[START INPUT MATERIAL]
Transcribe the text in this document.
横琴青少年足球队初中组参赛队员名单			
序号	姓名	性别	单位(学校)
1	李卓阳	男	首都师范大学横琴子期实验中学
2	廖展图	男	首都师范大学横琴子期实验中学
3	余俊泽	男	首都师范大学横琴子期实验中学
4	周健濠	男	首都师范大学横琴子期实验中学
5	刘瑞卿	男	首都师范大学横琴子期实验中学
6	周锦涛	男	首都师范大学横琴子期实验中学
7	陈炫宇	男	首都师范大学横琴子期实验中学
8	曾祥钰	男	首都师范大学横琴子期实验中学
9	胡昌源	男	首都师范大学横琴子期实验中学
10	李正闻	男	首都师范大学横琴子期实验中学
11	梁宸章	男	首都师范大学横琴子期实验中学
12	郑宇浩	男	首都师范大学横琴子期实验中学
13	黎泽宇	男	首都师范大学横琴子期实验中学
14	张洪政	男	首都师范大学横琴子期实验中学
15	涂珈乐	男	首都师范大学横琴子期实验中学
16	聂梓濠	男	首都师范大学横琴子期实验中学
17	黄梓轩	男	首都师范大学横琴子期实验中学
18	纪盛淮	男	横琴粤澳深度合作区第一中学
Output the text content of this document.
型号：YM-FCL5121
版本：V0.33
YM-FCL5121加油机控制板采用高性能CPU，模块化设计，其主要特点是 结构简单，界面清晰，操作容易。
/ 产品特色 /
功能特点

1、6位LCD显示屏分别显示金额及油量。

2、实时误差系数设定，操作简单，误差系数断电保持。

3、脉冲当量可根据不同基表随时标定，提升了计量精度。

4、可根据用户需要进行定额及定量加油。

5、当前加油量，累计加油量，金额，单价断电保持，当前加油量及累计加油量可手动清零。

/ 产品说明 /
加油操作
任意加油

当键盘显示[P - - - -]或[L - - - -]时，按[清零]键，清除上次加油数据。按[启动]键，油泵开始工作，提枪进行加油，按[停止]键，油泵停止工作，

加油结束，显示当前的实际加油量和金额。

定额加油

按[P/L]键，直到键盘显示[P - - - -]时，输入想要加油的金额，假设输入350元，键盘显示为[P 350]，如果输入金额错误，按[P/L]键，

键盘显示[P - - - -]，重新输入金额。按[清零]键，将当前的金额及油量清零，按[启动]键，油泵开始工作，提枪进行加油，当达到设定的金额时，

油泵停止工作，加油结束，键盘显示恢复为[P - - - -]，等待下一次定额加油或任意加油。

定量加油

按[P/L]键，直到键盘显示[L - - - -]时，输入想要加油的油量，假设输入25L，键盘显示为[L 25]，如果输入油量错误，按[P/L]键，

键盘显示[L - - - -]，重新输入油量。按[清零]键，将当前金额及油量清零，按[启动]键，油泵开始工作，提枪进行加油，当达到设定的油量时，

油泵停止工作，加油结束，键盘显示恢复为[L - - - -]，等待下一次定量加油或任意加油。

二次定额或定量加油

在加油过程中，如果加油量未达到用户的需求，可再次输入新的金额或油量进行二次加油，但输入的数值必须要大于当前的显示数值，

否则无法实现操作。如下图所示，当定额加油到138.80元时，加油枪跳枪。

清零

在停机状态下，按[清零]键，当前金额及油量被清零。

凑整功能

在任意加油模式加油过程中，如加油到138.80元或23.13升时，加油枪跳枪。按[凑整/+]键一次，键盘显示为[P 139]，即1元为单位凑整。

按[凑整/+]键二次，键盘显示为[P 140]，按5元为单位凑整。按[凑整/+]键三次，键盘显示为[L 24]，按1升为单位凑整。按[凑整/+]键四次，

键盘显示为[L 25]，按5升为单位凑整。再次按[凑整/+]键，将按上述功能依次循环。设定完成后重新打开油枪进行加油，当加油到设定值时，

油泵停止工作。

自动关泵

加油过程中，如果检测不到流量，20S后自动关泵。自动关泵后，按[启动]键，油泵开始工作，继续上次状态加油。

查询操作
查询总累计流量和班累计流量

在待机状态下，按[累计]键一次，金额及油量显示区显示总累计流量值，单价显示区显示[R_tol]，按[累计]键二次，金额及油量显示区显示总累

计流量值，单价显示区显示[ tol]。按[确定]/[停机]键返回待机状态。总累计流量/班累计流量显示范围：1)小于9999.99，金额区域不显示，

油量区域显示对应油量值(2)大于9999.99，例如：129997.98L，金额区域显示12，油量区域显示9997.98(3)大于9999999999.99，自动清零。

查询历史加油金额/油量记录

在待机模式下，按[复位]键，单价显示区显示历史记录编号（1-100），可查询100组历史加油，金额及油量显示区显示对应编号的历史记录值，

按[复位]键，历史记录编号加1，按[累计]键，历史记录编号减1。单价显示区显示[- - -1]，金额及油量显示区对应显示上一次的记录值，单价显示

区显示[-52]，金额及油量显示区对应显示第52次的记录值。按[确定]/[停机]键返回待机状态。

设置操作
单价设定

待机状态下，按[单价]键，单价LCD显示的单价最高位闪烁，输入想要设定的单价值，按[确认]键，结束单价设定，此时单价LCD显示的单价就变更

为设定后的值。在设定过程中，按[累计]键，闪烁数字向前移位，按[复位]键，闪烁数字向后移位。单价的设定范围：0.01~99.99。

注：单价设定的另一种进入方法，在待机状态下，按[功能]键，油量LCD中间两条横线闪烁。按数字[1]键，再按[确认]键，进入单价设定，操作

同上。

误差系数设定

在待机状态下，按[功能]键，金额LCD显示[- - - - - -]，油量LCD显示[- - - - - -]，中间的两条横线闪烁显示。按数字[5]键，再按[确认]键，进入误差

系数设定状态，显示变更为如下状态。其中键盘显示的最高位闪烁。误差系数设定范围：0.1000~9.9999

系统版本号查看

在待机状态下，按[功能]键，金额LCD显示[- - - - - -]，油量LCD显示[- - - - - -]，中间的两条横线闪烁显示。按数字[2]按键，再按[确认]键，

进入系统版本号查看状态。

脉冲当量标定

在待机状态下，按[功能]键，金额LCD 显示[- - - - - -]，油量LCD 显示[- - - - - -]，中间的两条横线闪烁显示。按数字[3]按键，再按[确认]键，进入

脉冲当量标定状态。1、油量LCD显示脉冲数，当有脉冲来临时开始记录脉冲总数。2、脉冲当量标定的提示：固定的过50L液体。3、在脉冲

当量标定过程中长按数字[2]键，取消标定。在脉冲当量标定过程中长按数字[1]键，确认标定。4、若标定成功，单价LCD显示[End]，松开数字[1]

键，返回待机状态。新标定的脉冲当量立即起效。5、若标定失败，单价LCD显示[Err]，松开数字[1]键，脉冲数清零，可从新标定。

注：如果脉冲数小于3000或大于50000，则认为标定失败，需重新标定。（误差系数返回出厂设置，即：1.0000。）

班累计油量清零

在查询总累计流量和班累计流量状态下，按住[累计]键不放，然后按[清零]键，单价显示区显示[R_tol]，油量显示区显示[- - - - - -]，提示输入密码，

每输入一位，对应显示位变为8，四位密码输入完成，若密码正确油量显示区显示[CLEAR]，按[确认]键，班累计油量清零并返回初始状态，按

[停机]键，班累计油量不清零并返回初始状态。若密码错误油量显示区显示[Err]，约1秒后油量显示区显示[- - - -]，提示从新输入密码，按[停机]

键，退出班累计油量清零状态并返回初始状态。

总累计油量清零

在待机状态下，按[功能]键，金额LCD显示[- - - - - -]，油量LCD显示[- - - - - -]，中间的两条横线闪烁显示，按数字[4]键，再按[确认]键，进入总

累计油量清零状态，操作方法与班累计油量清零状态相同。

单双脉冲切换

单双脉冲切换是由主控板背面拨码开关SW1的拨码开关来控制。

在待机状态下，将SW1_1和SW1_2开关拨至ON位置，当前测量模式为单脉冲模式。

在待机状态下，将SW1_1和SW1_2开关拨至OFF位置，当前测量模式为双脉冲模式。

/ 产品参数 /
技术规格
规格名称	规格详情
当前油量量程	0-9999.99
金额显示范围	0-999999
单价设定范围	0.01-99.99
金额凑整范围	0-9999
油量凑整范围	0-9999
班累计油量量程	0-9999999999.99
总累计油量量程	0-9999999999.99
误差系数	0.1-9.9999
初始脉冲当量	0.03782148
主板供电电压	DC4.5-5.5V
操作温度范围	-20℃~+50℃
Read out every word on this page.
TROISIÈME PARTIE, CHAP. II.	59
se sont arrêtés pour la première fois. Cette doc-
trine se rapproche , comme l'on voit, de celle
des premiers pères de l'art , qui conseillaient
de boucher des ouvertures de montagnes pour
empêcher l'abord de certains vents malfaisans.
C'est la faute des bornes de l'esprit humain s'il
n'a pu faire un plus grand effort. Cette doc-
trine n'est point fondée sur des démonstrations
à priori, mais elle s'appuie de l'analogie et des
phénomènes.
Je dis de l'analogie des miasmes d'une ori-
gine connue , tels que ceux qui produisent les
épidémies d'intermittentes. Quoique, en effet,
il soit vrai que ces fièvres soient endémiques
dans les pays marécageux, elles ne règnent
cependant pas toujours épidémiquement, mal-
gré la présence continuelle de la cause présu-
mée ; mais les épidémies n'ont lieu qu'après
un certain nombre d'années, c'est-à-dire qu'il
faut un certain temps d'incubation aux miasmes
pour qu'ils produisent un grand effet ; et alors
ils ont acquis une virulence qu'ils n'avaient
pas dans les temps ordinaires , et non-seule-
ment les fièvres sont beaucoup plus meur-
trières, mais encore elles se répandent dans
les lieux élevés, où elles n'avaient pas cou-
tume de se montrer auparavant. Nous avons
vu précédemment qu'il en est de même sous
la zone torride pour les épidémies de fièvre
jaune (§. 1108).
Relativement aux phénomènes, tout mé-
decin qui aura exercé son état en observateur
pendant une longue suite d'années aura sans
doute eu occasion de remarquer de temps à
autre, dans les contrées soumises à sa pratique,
[END INPUT MATERIAL]
# AIM:
Answer with a single number: the count of lines holding the word "avaient".

# COMPLETED EXERCISE:
2